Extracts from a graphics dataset
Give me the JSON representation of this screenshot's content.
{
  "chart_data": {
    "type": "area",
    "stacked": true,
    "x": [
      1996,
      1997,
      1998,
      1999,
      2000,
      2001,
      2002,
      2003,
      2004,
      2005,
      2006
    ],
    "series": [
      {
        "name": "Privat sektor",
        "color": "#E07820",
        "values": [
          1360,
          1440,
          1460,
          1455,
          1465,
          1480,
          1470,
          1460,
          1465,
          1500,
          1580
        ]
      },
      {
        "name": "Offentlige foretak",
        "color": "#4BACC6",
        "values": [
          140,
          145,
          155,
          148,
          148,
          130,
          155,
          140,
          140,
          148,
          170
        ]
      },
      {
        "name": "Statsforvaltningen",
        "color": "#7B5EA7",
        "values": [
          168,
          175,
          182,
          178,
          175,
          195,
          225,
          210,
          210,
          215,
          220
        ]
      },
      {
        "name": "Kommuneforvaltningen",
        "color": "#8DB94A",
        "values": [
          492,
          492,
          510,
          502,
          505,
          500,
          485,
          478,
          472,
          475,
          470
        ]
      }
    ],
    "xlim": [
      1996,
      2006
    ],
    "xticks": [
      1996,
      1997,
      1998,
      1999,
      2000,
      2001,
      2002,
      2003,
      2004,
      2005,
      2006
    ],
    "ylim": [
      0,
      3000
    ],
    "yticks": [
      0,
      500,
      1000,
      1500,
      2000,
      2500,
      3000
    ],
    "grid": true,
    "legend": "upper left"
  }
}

Task to carry out: Working from the entries above, return all lines that contain "color".

Response below:
        "color": "#E07820",
        "color": "#4BACC6",
        "color": "#7B5EA7",
        "color": "#8DB94A",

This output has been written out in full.